Work instructions >>
Extract the complete listing and repeat it word for word.

Material for this task >>
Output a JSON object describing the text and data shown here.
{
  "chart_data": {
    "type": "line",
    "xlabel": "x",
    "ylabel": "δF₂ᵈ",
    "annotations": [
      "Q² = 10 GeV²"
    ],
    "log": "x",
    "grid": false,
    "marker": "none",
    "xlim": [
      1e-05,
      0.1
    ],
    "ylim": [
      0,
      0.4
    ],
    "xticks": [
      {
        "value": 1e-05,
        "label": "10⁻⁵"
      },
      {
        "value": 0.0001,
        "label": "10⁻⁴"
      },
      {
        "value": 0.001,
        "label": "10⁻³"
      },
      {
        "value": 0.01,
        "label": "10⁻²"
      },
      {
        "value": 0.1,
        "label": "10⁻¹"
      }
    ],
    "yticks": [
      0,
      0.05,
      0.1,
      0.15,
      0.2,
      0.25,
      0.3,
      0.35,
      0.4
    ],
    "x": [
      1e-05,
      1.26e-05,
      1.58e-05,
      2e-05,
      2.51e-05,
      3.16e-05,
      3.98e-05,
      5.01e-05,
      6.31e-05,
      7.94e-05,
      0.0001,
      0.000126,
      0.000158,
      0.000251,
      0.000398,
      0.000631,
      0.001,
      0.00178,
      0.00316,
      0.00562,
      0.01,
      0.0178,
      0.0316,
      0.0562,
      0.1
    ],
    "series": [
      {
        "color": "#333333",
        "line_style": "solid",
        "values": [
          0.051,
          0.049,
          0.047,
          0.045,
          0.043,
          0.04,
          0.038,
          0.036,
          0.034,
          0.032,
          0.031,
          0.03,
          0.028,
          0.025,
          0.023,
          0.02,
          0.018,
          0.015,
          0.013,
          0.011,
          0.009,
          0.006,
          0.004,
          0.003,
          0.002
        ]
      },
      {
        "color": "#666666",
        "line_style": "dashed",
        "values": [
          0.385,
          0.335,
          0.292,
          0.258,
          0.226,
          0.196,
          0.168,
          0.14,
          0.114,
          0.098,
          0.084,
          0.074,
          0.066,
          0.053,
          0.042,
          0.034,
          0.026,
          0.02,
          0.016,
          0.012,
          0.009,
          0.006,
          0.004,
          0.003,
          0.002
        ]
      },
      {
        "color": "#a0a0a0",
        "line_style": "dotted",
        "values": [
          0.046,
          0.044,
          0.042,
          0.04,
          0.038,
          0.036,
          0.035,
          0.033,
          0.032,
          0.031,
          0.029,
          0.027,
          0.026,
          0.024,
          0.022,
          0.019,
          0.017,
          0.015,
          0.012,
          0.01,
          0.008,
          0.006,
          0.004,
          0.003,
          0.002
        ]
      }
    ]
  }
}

Answer >>
Output a JSON object describing the text and data shown here.
{
  "chart_data": {
    "type": "line",
    "xlabel": "x",
    "ylabel": "δF₂ᵈ",
    "annotations": [
      "Q² = 10 GeV²"
    ],
    "log": "x",
    "grid": false,
    "marker": "none",
    "xlim": [
      1e-05,
      0.1
    ],
    "ylim": [
      0,
      0.4
    ],
    "xticks": [
      {
        "value": 1e-05,
        "label": "10⁻⁵"
      },
      {
        "value": 0.0001,
        "label": "10⁻⁴"
      },
      {
        "value": 0.001,
        "label": "10⁻³"
      },
      {
        "value": 0.01,
        "label": "10⁻²"
      },
      {
        "value": 0.1,
        "label": "10⁻¹"
      }
    ],
    "yticks": [
      0,
      0.05,
      0.1,
      0.15,
      0.2,
      0.25,
      0.3,
      0.35,
      0.4
    ],
    "x": [
      1e-05,
      1.26e-05,
      1.58e-05,
      2e-05,
      2.51e-05,
      3.16e-05,
      3.98e-05,
      5.01e-05,
      6.31e-05,
      7.94e-05,
      0.0001,
      0.000126,
      0.000158,
      0.000251,
      0.000398,
      0.000631,
      0.001,
      0.00178,
      0.00316,
      0.00562,
      0.01,
      0.0178,
      0.0316,
      0.0562,
      0.1
    ],
    "series": [
      {
        "color": "#333333",
        "line_style": "solid",
        "values": [
          0.051,
          0.049,
          0.047,
          0.045,
          0.043,
          0.04,
          0.038,
          0.036,
          0.034,
          0.032,
          0.031,
          0.03,
          0.028,
          0.025,
          0.023,
          0.02,
          0.018,
          0.015,
          0.013,
          0.011,
          0.009,
          0.006,
          0.004,
          0.003,
          0.002
        ]
      },
      {
        "color": "#666666",
        "line_style": "dashed",
        "values": [
          0.385,
          0.335,
          0.292,
          0.258,
          0.226,
          0.196,
          0.168,
          0.14,
          0.114,
          0.098,
          0.084,
          0.074,
          0.066,
          0.053,
          0.042,
          0.034,
          0.026,
          0.02,
          0.016,
          0.012,
          0.009,
          0.006,
          0.004,
          0.003,
          0.002
        ]
      },
      {
        "color": "#a0a0a0",
        "line_style": "dotted",
        "values": [
          0.046,
          0.044,
          0.042,
          0.04,
          0.038,
          0.036,
          0.035,
          0.033,
          0.032,
          0.031,
          0.029,
          0.027,
          0.026,
          0.024,
          0.022,
          0.019,
          0.017,
          0.015,
          0.012,
          0.01,
          0.008,
          0.006,
          0.004,
          0.003,
          0.002
        ]
      }
    ]
  }
}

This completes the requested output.